## [Stated task]
Extract all lines that hold "Region" from the records below.

Data items:
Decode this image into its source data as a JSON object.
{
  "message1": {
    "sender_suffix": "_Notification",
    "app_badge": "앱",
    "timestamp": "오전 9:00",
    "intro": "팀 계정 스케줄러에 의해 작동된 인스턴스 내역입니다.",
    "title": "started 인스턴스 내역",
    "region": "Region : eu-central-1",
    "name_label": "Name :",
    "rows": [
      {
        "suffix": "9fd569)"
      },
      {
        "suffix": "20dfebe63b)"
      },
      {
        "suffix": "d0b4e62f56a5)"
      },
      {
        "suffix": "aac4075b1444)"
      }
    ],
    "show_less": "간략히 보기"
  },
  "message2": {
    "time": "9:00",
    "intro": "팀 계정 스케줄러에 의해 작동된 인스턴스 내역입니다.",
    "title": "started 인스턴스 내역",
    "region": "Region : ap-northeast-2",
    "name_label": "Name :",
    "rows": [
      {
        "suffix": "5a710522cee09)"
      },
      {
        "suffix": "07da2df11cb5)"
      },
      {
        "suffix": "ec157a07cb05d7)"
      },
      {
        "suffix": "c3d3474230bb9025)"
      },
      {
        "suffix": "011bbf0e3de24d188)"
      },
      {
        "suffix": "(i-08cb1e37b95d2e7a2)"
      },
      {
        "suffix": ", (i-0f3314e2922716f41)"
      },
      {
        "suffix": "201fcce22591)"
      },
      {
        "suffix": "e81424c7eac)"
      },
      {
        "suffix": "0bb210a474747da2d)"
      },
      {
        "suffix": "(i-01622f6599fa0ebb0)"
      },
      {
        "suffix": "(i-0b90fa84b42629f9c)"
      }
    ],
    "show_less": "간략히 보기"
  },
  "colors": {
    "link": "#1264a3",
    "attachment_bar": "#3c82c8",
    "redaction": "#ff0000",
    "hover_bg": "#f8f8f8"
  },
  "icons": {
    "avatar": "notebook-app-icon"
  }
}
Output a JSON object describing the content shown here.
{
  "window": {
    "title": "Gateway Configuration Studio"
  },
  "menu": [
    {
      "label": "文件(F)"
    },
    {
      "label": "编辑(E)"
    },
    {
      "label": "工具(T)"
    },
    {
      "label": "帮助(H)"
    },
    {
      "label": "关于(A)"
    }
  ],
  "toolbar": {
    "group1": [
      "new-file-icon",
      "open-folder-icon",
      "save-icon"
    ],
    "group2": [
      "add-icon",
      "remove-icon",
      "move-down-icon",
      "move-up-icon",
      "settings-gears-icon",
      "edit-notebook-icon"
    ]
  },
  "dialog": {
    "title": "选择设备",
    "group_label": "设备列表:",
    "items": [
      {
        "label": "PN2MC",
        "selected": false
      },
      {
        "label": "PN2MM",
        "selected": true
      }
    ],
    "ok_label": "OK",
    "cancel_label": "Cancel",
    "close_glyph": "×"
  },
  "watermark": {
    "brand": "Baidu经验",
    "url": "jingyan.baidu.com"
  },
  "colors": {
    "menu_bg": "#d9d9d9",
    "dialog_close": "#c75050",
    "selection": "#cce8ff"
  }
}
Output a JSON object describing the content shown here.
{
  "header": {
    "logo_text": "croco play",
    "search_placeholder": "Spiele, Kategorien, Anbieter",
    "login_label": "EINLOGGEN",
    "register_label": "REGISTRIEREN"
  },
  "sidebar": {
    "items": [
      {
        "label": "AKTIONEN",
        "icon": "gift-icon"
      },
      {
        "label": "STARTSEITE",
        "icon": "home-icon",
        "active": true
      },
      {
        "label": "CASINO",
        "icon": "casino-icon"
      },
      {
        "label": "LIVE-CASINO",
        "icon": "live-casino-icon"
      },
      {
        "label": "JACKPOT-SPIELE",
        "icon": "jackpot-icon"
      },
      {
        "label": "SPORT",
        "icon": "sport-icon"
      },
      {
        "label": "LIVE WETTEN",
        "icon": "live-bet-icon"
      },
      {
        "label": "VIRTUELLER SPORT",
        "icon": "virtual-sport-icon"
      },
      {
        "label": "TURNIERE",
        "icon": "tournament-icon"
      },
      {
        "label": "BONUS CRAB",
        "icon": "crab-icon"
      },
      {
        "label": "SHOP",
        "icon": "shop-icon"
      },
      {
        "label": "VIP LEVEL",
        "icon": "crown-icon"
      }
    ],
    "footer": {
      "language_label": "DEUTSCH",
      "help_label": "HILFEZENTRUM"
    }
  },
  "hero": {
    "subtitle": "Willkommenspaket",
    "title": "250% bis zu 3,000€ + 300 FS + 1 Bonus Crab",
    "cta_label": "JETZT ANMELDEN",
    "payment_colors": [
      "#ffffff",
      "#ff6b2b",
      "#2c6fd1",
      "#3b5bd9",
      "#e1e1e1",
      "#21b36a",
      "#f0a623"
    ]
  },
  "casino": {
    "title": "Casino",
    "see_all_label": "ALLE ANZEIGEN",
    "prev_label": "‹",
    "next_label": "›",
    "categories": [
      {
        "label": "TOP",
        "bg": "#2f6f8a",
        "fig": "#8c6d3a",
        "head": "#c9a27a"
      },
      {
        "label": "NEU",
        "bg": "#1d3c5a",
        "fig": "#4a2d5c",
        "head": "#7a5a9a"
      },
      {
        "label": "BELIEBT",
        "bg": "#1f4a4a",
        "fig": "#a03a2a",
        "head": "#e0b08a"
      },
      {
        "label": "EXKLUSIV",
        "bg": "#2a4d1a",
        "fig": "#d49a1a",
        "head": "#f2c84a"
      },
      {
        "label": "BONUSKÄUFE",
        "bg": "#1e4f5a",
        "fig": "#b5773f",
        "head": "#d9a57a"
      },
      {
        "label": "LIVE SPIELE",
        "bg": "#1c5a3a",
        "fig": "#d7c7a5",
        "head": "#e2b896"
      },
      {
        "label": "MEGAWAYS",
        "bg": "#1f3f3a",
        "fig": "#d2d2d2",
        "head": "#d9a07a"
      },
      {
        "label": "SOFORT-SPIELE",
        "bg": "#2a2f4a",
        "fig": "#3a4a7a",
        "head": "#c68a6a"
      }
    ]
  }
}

## [Task result]
    "region": "Region : eu-central-1",
    "region": "Region : ap-northeast-2",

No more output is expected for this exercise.